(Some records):
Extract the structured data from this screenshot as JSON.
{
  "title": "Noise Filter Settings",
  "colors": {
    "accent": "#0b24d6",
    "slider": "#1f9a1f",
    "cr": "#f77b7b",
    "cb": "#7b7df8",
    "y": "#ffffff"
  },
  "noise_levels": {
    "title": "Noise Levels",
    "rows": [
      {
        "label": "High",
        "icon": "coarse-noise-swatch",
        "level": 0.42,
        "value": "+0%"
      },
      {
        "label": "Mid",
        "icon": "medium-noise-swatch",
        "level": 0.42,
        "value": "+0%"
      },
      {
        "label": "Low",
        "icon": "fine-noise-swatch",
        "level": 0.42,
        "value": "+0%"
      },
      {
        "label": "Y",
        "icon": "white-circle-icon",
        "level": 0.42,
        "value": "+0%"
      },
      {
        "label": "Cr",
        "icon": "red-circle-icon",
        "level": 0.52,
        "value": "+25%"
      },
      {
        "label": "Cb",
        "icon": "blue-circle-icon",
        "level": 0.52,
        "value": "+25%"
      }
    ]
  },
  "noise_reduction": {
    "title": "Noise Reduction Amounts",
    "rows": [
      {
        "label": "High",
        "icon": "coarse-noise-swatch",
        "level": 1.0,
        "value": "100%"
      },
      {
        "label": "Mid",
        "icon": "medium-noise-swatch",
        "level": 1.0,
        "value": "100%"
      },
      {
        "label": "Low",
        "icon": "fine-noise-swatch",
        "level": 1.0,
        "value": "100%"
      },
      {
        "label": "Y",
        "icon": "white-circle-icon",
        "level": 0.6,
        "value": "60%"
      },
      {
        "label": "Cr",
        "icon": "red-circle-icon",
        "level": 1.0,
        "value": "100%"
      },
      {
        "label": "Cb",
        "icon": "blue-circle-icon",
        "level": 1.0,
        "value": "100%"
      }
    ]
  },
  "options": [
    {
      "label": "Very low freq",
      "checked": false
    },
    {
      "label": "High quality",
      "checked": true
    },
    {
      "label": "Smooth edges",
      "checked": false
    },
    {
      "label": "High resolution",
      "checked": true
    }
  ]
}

...

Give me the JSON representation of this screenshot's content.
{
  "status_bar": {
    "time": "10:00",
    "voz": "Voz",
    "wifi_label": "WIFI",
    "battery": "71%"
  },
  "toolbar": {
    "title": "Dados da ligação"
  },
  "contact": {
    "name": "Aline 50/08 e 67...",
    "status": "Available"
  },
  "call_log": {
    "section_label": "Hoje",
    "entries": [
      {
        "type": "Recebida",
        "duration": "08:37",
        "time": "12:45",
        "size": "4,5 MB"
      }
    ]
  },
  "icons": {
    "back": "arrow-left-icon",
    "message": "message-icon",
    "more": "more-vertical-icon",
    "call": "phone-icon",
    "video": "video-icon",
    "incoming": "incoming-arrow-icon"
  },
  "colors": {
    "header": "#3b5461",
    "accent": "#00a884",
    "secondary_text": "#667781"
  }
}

(Task prompt): Among the lines of the data above, determine how many contain the word "JSON". Report the number alone.

(Correct result): 2